SHORT EXERCISE:
Scan the material that follows. Copy every line containing the word "color".

PROVIDED RECORDS:
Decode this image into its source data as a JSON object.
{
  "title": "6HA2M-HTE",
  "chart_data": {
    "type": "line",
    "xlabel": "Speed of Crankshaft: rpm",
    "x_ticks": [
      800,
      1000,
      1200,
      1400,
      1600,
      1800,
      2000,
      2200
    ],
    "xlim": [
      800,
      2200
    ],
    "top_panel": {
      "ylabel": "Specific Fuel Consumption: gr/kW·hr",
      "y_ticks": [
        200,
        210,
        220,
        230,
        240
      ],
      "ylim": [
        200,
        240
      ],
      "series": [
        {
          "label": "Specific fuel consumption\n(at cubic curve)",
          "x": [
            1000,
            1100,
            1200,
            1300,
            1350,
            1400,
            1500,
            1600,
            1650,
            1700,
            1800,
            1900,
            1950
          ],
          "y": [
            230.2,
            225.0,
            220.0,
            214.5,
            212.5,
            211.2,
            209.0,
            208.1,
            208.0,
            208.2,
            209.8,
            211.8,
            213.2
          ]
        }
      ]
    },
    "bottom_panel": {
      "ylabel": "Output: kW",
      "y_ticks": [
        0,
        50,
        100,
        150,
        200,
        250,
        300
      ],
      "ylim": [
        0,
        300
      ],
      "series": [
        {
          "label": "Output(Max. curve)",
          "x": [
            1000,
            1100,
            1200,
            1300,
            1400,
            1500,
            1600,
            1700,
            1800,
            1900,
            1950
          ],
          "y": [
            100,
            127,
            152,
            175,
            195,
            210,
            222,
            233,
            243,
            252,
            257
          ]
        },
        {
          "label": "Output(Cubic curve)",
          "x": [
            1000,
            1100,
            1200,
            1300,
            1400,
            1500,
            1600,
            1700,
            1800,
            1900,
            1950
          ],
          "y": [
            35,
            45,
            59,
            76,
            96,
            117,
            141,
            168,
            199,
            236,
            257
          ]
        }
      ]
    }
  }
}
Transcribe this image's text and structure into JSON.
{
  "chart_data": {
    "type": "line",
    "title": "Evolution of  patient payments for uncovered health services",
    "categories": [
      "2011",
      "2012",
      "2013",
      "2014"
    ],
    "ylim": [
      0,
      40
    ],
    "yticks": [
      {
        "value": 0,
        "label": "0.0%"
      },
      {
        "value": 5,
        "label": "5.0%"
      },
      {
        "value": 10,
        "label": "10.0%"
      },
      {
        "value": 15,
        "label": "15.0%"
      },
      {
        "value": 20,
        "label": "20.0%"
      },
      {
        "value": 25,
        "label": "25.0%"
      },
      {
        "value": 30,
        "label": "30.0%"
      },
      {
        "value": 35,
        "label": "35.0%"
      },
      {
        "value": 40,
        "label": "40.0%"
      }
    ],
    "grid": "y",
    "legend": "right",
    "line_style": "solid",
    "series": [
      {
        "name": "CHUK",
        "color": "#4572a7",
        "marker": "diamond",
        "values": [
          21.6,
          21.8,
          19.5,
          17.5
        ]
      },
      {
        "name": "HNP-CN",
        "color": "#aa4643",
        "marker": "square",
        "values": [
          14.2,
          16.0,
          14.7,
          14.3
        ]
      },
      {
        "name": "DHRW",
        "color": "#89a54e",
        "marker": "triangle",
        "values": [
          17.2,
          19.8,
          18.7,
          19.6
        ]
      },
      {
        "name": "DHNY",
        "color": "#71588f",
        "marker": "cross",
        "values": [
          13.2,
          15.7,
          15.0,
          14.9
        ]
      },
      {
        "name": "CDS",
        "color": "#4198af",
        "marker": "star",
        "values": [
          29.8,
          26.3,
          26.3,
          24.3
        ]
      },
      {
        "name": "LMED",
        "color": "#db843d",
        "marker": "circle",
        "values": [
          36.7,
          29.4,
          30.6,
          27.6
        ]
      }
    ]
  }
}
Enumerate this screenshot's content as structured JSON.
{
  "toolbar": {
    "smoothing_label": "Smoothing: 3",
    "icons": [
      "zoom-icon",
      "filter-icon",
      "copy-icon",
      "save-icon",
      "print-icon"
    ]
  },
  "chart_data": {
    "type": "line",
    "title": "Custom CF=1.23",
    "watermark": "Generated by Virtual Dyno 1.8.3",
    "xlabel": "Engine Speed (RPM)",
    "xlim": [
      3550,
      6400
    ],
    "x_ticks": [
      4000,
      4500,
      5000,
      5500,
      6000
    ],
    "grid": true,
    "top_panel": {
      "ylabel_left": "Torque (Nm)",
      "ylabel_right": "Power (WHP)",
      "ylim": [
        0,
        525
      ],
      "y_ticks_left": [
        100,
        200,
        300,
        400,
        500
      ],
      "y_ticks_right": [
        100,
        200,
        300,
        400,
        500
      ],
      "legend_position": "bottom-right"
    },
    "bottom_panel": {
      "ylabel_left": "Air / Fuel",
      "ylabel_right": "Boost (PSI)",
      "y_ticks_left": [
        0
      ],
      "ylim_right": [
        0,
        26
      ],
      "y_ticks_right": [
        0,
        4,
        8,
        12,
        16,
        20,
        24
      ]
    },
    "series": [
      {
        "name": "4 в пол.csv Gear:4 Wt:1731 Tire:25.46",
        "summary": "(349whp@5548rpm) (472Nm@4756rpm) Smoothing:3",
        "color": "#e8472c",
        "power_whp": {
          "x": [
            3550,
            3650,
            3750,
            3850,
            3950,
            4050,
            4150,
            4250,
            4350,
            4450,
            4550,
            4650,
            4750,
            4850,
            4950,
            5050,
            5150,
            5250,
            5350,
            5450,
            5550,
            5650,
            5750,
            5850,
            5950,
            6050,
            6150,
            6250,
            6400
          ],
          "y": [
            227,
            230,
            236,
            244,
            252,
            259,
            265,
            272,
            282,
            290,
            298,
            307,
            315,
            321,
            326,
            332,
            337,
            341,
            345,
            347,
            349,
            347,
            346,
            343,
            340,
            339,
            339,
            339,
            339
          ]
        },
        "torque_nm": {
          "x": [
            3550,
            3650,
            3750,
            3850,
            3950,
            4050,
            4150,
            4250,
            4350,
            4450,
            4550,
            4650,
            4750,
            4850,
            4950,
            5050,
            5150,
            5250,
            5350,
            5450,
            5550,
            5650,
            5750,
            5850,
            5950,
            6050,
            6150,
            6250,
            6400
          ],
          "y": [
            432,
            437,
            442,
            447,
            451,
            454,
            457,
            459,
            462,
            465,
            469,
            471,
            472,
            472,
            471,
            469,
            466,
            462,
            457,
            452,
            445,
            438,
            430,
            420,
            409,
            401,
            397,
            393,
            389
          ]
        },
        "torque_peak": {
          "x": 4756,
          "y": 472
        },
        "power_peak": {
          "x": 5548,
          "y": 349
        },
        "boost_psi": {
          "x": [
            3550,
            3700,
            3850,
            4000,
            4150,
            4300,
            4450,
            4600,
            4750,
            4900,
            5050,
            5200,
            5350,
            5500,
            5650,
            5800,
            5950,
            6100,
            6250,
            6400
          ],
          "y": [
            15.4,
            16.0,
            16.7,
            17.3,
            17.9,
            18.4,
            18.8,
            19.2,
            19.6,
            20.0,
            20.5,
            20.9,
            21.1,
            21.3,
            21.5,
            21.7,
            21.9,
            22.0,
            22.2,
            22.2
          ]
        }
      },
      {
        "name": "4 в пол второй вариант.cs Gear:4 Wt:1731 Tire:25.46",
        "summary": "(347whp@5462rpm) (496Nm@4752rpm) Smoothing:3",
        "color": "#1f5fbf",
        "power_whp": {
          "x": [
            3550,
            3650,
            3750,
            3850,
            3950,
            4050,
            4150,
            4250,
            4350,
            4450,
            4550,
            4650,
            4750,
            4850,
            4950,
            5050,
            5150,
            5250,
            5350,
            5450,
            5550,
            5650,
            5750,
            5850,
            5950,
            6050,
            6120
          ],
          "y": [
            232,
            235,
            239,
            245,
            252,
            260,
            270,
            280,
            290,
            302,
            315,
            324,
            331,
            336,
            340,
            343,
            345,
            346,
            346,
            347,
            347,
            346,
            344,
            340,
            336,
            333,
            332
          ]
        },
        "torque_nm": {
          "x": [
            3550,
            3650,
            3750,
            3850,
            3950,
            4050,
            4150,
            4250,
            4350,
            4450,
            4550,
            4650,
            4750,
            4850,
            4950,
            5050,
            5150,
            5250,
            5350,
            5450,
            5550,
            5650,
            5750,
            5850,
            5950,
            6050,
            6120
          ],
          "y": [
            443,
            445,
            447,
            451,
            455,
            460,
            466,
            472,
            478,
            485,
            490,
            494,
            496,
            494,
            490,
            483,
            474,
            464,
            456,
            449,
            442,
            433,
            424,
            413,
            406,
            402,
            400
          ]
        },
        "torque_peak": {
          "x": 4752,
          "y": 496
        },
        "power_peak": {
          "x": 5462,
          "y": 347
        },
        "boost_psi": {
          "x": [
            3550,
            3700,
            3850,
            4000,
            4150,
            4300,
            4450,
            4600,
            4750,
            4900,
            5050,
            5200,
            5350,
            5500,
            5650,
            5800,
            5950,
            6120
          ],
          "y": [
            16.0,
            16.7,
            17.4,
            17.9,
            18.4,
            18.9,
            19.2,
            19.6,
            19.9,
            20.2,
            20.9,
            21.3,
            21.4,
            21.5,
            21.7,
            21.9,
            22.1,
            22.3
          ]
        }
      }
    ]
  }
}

CORRECT RESPONSE:
        "color": "#4572a7",
        "color": "#aa4643",
        "color": "#89a54e",
        "color": "#71588f",
        "color": "#4198af",
        "color": "#db843d",
        "color": "#e8472c",
        "color": "#1f5fbf",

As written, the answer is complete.